Extracted data entries
------

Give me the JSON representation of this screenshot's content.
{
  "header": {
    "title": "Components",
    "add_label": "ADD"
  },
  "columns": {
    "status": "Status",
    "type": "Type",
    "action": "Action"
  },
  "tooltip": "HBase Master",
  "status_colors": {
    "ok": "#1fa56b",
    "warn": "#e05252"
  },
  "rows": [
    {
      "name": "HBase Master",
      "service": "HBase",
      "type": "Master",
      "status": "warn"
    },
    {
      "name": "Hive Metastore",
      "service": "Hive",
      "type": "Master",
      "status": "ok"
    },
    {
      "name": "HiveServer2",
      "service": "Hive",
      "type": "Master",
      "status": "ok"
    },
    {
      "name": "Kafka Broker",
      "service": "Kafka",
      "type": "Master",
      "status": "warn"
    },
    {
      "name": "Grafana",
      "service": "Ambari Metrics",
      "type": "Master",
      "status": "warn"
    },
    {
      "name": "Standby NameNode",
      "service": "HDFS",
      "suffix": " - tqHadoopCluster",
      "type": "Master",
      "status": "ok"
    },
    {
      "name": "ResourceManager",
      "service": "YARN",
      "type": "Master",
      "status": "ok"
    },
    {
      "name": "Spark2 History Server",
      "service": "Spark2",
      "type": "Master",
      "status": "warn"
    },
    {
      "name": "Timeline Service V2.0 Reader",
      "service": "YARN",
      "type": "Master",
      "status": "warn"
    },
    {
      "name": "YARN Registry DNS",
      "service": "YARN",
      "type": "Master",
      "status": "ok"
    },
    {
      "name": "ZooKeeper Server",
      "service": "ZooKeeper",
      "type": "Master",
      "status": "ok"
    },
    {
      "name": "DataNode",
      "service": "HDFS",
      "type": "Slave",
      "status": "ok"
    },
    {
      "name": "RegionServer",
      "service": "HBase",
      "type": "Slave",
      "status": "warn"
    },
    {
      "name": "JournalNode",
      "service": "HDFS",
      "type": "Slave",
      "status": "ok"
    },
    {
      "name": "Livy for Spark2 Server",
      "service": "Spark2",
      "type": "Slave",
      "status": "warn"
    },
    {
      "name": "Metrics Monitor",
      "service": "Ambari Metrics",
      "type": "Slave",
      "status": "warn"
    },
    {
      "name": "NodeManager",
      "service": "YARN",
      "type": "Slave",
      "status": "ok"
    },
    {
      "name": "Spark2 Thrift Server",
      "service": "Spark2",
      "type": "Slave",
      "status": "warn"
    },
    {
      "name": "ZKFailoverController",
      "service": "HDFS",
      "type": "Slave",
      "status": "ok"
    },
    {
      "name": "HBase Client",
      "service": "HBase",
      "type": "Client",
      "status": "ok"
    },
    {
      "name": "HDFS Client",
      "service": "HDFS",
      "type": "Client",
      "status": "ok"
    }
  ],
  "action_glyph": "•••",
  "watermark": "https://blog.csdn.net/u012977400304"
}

------

## Task to carry out
Copy out the material above in its entirety. Every detail must match.

## Solution to this problem
Give me the JSON representation of this screenshot's content.
{
  "header": {
    "title": "Components",
    "add_label": "ADD"
  },
  "columns": {
    "status": "Status",
    "type": "Type",
    "action": "Action"
  },
  "tooltip": "HBase Master",
  "status_colors": {
    "ok": "#1fa56b",
    "warn": "#e05252"
  },
  "rows": [
    {
      "name": "HBase Master",
      "service": "HBase",
      "type": "Master",
      "status": "warn"
    },
    {
      "name": "Hive Metastore",
      "service": "Hive",
      "type": "Master",
      "status": "ok"
    },
    {
      "name": "HiveServer2",
      "service": "Hive",
      "type": "Master",
      "status": "ok"
    },
    {
      "name": "Kafka Broker",
      "service": "Kafka",
      "type": "Master",
      "status": "warn"
    },
    {
      "name": "Grafana",
      "service": "Ambari Metrics",
      "type": "Master",
      "status": "warn"
    },
    {
      "name": "Standby NameNode",
      "service": "HDFS",
      "suffix": " - tqHadoopCluster",
      "type": "Master",
      "status": "ok"
    },
    {
      "name": "ResourceManager",
      "service": "YARN",
      "type": "Master",
      "status": "ok"
    },
    {
      "name": "Spark2 History Server",
      "service": "Spark2",
      "type": "Master",
      "status": "warn"
    },
    {
      "name": "Timeline Service V2.0 Reader",
      "service": "YARN",
      "type": "Master",
      "status": "warn"
    },
    {
      "name": "YARN Registry DNS",
      "service": "YARN",
      "type": "Master",
      "status": "ok"
    },
    {
      "name": "ZooKeeper Server",
      "service": "ZooKeeper",
      "type": "Master",
      "status": "ok"
    },
    {
      "name": "DataNode",
      "service": "HDFS",
      "type": "Slave",
      "status": "ok"
    },
    {
      "name": "RegionServer",
      "service": "HBase",
      "type": "Slave",
      "status": "warn"
    },
    {
      "name": "JournalNode",
      "service": "HDFS",
      "type": "Slave",
      "status": "ok"
    },
    {
      "name": "Livy for Spark2 Server",
      "service": "Spark2",
      "type": "Slave",
      "status": "warn"
    },
    {
      "name": "Metrics Monitor",
      "service": "Ambari Metrics",
      "type": "Slave",
      "status": "warn"
    },
    {
      "name": "NodeManager",
      "service": "YARN",
      "type": "Slave",
      "status": "ok"
    },
    {
      "name": "Spark2 Thrift Server",
      "service": "Spark2",
      "type": "Slave",
      "status": "warn"
    },
    {
      "name": "ZKFailoverController",
      "service": "HDFS",
      "type": "Slave",
      "status": "ok"
    },
    {
      "name": "HBase Client",
      "service": "HBase",
      "type": "Client",
      "status": "ok"
    },
    {
      "name": "HDFS Client",
      "service": "HDFS",
      "type": "Client",
      "status": "ok"
    }
  ],
  "action_glyph": "•••",
  "watermark": "https://blog.csdn.net/u012977400304"
}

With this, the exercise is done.